Stated problem> Search the data below for the string "onset". Extract every line that contains it.

(Extracted records)

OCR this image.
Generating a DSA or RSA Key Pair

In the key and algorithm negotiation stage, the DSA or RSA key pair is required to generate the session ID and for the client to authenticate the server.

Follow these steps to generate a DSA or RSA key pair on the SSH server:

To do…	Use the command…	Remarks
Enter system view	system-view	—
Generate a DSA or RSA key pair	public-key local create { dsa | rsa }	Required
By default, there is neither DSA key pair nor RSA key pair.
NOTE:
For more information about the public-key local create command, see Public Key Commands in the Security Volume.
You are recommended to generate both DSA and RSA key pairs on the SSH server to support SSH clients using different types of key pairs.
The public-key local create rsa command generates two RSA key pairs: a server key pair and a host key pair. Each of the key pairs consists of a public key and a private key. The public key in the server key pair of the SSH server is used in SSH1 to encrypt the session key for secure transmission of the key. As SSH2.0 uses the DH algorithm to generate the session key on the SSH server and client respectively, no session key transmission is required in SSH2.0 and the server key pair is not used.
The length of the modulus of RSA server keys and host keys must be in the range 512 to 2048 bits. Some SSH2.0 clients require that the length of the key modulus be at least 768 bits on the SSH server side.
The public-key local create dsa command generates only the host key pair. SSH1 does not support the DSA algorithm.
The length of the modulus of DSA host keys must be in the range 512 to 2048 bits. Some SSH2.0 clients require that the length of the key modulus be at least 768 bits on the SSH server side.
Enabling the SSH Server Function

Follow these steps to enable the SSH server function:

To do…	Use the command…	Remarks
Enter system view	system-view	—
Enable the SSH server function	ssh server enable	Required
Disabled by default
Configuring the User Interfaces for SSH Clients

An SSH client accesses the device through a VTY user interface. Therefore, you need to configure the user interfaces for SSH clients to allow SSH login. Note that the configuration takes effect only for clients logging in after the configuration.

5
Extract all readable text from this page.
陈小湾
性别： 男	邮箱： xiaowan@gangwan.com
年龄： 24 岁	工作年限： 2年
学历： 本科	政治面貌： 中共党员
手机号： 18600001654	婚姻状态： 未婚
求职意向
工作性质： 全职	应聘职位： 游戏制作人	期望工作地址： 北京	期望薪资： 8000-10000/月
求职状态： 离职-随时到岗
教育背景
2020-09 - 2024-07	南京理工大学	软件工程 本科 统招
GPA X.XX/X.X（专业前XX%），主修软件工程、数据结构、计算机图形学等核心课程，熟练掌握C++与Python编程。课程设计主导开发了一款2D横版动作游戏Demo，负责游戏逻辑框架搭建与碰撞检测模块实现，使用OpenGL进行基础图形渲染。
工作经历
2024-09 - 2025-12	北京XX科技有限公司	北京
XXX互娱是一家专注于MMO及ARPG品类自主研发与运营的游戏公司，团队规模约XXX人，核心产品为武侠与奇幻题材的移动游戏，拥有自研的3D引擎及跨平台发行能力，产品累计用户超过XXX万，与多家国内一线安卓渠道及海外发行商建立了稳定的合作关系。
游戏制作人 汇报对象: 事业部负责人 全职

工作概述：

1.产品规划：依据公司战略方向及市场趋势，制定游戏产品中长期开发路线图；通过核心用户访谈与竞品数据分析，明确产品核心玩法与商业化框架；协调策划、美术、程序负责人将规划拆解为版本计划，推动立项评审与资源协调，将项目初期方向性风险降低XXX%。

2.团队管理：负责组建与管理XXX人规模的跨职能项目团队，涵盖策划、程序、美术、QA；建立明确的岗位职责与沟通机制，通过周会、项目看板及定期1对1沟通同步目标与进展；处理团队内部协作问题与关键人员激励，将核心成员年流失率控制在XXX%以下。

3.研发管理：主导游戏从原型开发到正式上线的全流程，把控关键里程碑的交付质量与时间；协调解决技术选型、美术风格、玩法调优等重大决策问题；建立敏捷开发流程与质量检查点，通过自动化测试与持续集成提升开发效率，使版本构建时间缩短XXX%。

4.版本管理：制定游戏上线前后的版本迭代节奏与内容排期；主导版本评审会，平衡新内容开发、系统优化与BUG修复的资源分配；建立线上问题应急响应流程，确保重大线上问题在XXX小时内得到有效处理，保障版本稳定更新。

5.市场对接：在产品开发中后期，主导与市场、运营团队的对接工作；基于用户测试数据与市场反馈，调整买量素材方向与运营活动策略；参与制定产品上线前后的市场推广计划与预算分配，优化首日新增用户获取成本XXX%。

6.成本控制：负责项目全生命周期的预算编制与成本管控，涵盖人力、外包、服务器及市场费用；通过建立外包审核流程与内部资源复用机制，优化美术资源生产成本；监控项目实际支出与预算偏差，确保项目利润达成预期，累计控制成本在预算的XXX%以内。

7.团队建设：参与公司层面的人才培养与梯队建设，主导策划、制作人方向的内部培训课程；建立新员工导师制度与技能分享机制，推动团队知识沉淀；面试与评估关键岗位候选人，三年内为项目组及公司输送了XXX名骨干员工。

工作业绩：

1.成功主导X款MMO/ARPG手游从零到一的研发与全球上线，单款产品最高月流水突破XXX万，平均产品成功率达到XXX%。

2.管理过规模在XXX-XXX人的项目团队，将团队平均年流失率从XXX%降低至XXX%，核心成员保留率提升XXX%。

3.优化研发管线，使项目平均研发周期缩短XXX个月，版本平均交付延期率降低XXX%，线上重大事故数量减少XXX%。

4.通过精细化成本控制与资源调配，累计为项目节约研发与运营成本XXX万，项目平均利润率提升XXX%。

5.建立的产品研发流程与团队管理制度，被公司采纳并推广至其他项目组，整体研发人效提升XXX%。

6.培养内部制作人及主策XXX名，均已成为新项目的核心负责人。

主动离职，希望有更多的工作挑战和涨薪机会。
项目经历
---
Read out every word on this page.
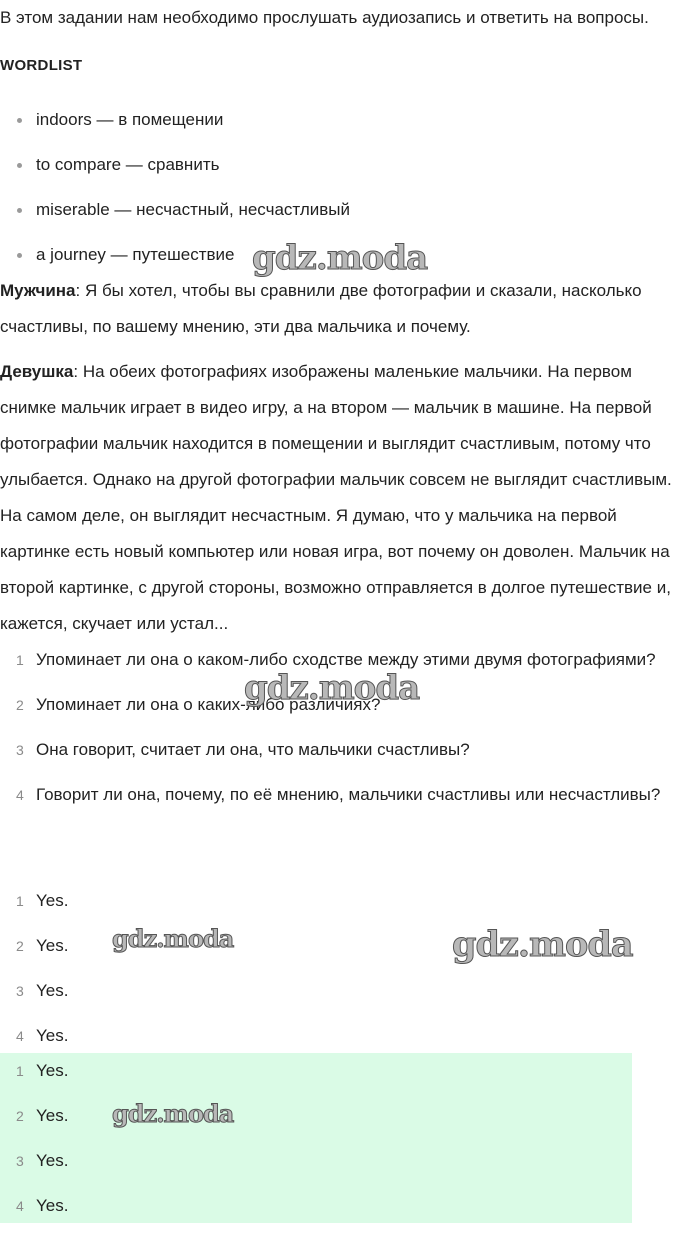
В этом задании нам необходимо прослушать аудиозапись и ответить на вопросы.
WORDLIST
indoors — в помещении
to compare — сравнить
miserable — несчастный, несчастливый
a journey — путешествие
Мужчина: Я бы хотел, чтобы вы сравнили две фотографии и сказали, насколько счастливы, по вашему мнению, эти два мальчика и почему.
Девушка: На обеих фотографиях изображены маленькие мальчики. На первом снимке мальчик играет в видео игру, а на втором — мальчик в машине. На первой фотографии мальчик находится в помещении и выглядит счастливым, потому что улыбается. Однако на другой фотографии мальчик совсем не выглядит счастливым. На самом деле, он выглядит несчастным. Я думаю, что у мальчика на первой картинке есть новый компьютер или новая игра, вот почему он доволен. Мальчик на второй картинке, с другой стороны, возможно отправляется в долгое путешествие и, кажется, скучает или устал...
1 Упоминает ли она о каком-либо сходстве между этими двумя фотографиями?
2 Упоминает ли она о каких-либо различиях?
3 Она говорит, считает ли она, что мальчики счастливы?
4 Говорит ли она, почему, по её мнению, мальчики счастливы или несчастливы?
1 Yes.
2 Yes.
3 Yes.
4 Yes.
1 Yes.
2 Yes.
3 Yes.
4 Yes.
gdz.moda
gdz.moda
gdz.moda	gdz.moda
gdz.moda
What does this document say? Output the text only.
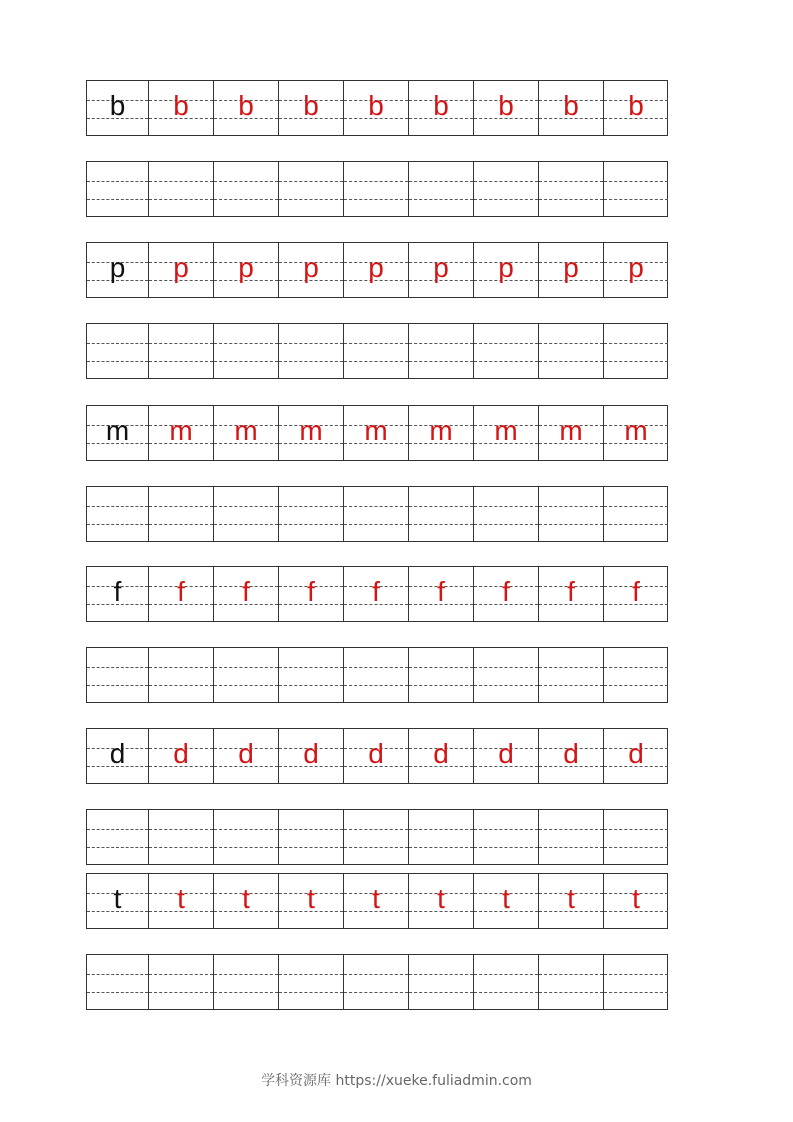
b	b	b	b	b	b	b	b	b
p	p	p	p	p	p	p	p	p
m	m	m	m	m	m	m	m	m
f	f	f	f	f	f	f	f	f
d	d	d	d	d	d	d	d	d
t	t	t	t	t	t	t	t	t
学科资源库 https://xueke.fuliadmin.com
* * *
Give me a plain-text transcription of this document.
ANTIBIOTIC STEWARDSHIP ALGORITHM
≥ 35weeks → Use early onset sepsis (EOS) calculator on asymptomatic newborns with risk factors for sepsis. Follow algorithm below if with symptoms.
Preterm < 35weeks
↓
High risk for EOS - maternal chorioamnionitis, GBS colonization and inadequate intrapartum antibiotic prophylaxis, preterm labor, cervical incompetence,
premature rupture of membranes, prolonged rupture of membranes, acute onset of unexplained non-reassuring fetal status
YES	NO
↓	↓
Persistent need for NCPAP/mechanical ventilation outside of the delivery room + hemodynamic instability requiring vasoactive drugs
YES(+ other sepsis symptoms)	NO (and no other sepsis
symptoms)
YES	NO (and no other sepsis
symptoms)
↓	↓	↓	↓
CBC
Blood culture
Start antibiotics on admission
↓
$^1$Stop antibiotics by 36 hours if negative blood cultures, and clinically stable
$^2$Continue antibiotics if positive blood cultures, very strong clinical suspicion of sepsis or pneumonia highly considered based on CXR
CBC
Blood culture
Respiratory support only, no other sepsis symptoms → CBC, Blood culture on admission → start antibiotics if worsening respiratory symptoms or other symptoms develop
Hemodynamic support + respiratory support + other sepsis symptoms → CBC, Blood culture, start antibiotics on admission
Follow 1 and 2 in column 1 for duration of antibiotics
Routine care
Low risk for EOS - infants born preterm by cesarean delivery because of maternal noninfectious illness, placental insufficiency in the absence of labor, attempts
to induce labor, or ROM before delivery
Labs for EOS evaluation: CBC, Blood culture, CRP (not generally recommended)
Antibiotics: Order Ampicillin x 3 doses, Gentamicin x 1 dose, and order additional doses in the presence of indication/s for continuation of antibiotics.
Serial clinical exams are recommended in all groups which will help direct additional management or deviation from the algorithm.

Response>
≥ 35weeks → Use early onset sepsis (EOS) calculator on asymptomatic newborns with risk factors for sepsis. Follow algorithm below if with symptoms.
premature rupture of membranes, prolonged rupture of membranes, acute onset of unexplained non-reassuring fetal status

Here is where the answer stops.